[Figure contents as structured data]
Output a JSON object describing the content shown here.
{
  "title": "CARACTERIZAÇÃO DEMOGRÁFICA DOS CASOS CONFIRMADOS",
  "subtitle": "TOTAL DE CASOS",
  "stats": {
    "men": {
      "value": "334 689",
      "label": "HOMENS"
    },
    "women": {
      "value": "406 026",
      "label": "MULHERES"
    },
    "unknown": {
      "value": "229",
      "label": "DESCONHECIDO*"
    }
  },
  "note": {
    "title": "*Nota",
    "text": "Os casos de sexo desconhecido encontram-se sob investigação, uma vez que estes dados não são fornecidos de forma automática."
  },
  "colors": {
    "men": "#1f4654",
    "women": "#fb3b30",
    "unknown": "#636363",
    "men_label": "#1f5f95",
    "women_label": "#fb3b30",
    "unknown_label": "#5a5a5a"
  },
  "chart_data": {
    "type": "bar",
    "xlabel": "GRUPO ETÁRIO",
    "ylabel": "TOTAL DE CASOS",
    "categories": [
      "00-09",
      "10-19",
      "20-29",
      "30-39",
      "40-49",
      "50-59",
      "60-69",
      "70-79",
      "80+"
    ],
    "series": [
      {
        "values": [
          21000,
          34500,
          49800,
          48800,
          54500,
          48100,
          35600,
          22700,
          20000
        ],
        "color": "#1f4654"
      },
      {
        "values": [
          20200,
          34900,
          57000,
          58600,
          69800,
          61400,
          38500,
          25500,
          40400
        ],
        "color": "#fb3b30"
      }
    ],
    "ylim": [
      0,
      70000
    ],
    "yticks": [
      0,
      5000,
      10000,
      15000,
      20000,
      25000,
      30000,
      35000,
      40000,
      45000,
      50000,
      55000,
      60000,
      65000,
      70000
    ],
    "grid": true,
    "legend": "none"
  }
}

WORK TO BE COMPLETED:
All of the data needs to be reproduced exactly, with no line missing.

ANSWER TO THIS TASK:
Output a JSON object describing the content shown here.
{
  "title": "CARACTERIZAÇÃO DEMOGRÁFICA DOS CASOS CONFIRMADOS",
  "subtitle": "TOTAL DE CASOS",
  "stats": {
    "men": {
      "value": "334 689",
      "label": "HOMENS"
    },
    "women": {
      "value": "406 026",
      "label": "MULHERES"
    },
    "unknown": {
      "value": "229",
      "label": "DESCONHECIDO*"
    }
  },
  "note": {
    "title": "*Nota",
    "text": "Os casos de sexo desconhecido encontram-se sob investigação, uma vez que estes dados não são fornecidos de forma automática."
  },
  "colors": {
    "men": "#1f4654",
    "women": "#fb3b30",
    "unknown": "#636363",
    "men_label": "#1f5f95",
    "women_label": "#fb3b30",
    "unknown_label": "#5a5a5a"
  },
  "chart_data": {
    "type": "bar",
    "xlabel": "GRUPO ETÁRIO",
    "ylabel": "TOTAL DE CASOS",
    "categories": [
      "00-09",
      "10-19",
      "20-29",
      "30-39",
      "40-49",
      "50-59",
      "60-69",
      "70-79",
      "80+"
    ],
    "series": [
      {
        "values": [
          21000,
          34500,
          49800,
          48800,
          54500,
          48100,
          35600,
          22700,
          20000
        ],
        "color": "#1f4654"
      },
      {
        "values": [
          20200,
          34900,
          57000,
          58600,
          69800,
          61400,
          38500,
          25500,
          40400
        ],
        "color": "#fb3b30"
      }
    ],
    "ylim": [
      0,
      70000
    ],
    "yticks": [
      0,
      5000,
      10000,
      15000,
      20000,
      25000,
      30000,
      35000,
      40000,
      45000,
      50000,
      55000,
      60000,
      65000,
      70000
    ],
    "grid": true,
    "legend": "none"
  }
}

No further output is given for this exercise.